# Start of ENTRIES SHOWN

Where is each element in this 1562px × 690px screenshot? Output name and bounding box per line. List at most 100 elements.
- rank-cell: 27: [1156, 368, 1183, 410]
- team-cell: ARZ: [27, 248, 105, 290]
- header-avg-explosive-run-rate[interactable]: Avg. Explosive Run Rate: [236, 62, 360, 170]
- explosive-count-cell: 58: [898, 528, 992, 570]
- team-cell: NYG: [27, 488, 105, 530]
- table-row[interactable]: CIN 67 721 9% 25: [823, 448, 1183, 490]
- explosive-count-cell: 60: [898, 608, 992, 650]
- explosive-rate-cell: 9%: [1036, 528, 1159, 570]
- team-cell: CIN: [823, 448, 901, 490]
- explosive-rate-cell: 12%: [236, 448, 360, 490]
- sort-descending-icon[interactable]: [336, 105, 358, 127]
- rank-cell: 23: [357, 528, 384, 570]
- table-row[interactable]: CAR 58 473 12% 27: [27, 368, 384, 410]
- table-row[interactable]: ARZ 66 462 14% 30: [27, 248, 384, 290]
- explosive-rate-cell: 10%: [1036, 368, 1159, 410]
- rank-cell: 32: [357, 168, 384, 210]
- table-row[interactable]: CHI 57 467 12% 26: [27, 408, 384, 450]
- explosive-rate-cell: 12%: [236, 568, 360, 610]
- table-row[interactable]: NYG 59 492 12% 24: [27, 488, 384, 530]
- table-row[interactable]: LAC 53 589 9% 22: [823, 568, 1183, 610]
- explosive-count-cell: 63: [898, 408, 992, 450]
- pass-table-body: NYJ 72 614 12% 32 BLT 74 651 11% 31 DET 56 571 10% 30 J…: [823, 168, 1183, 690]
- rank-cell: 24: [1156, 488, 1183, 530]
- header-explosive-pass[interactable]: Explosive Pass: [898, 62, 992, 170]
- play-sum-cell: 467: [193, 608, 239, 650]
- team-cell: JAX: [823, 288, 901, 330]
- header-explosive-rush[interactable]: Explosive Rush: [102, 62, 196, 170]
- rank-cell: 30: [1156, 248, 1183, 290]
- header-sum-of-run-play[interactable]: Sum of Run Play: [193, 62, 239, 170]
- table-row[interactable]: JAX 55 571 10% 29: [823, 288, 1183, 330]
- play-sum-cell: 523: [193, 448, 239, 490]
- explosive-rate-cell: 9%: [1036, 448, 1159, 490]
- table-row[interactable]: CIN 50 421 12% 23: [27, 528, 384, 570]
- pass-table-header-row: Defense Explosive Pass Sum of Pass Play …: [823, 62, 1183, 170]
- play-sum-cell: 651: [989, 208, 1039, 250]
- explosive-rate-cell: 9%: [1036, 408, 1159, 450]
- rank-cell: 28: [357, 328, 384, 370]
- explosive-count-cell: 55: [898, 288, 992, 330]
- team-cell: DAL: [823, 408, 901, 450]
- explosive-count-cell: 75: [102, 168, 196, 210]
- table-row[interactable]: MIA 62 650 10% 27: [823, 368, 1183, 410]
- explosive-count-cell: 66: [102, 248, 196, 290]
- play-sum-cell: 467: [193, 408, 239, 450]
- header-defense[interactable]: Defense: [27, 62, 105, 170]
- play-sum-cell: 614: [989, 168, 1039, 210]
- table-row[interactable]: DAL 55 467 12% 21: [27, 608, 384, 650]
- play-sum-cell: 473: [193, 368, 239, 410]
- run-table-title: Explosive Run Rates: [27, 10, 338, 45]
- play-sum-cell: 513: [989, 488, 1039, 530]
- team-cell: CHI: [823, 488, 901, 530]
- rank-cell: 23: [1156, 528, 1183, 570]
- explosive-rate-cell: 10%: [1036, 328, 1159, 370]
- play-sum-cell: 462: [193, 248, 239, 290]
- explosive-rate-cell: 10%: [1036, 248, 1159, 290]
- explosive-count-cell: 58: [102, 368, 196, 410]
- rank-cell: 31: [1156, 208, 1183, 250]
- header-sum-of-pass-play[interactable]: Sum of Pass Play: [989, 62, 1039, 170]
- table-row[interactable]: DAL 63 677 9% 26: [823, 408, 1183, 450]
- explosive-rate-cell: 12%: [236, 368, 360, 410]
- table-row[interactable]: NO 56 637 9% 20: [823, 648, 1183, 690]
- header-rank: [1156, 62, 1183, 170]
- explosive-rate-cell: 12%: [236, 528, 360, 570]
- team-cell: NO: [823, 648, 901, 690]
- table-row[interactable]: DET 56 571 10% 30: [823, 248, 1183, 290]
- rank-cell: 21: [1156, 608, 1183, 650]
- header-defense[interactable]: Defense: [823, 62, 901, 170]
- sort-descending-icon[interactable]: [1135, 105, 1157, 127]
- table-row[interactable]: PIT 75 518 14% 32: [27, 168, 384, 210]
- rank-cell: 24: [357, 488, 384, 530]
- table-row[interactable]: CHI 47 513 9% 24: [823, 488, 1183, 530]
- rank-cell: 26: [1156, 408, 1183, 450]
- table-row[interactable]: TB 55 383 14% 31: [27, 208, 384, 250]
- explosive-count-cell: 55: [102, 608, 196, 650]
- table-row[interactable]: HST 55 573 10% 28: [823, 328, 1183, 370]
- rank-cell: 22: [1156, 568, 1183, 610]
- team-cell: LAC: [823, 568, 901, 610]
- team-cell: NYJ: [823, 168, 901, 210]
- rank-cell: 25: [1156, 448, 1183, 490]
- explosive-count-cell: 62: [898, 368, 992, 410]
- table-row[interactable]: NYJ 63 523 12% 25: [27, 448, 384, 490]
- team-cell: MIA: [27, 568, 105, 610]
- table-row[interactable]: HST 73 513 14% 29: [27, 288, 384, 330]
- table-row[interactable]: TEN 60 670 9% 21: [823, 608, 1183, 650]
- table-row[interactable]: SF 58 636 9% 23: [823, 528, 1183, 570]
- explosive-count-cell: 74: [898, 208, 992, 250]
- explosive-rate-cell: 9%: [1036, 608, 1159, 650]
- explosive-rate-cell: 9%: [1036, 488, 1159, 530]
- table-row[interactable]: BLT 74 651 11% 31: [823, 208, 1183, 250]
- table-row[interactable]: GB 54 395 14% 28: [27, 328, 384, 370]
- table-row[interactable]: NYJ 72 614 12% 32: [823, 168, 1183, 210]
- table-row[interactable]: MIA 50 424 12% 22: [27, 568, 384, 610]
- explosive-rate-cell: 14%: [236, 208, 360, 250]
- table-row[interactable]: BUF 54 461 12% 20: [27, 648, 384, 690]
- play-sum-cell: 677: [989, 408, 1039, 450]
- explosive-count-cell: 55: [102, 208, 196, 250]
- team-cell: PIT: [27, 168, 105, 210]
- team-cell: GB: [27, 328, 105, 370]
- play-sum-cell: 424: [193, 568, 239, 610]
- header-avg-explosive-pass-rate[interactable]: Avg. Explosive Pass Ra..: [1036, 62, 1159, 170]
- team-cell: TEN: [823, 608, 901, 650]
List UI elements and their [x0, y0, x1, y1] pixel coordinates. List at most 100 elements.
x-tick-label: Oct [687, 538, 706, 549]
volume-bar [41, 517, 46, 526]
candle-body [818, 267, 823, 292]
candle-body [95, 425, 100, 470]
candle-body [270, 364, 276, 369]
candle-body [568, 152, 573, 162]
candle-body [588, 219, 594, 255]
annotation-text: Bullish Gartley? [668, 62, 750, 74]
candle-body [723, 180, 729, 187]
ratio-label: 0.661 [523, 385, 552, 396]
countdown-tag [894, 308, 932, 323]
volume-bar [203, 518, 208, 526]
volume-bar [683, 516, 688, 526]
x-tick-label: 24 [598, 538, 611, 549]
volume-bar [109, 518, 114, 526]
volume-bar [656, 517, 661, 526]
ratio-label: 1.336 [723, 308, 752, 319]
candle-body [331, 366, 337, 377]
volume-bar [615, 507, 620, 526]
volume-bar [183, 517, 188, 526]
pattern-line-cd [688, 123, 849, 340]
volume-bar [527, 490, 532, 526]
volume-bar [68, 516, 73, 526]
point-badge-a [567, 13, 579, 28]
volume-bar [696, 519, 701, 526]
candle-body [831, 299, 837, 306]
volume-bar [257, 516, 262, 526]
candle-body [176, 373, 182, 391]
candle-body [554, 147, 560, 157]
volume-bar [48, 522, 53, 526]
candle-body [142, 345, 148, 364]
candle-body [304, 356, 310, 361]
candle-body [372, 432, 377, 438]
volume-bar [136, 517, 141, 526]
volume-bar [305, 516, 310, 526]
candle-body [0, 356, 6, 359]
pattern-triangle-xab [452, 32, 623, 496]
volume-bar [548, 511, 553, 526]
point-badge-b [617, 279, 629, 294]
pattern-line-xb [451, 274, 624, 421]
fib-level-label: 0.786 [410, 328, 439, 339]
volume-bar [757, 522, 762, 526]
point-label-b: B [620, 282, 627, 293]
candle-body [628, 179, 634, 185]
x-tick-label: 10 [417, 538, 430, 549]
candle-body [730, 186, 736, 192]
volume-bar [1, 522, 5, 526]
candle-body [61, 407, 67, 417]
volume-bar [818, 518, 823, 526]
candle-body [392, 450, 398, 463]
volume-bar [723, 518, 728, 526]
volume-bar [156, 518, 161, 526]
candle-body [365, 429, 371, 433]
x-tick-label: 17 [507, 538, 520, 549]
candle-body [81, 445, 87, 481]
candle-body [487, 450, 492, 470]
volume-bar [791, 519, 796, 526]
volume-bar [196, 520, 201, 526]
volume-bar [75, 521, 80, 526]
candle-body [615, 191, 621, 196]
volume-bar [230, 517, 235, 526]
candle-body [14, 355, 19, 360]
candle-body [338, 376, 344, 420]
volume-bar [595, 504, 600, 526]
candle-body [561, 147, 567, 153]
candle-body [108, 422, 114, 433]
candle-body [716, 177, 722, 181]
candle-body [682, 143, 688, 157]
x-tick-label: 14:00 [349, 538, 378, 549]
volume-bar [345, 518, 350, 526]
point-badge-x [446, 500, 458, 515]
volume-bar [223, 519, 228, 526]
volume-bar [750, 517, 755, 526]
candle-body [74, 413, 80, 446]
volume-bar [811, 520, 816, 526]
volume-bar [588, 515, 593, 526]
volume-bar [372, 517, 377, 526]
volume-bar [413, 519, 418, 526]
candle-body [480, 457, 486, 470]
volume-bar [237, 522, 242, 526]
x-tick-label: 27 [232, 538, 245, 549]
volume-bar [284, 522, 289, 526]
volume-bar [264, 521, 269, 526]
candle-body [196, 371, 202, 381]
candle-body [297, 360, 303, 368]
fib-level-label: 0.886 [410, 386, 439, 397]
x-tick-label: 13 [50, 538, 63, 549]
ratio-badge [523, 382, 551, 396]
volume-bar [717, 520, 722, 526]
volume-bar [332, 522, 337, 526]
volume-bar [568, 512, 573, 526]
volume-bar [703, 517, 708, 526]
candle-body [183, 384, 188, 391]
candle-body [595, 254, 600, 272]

# End of ENTRIES SHOWN

**THE TASK**
Reproduce the listing verbatim from its first line up to and including the line that contains "- explosive-count-cell: 58: [898, 528, 992, 570]".

**RESPONSE FOR THIS EXERCISE**
Where is each element in this 1562px × 690px screenshot? Output name and bounding box per line. List at most 100 elements.
- rank-cell: 27: [1156, 368, 1183, 410]
- team-cell: ARZ: [27, 248, 105, 290]
- header-avg-explosive-run-rate[interactable]: Avg. Explosive Run Rate: [236, 62, 360, 170]
- explosive-count-cell: 58: [898, 528, 992, 570]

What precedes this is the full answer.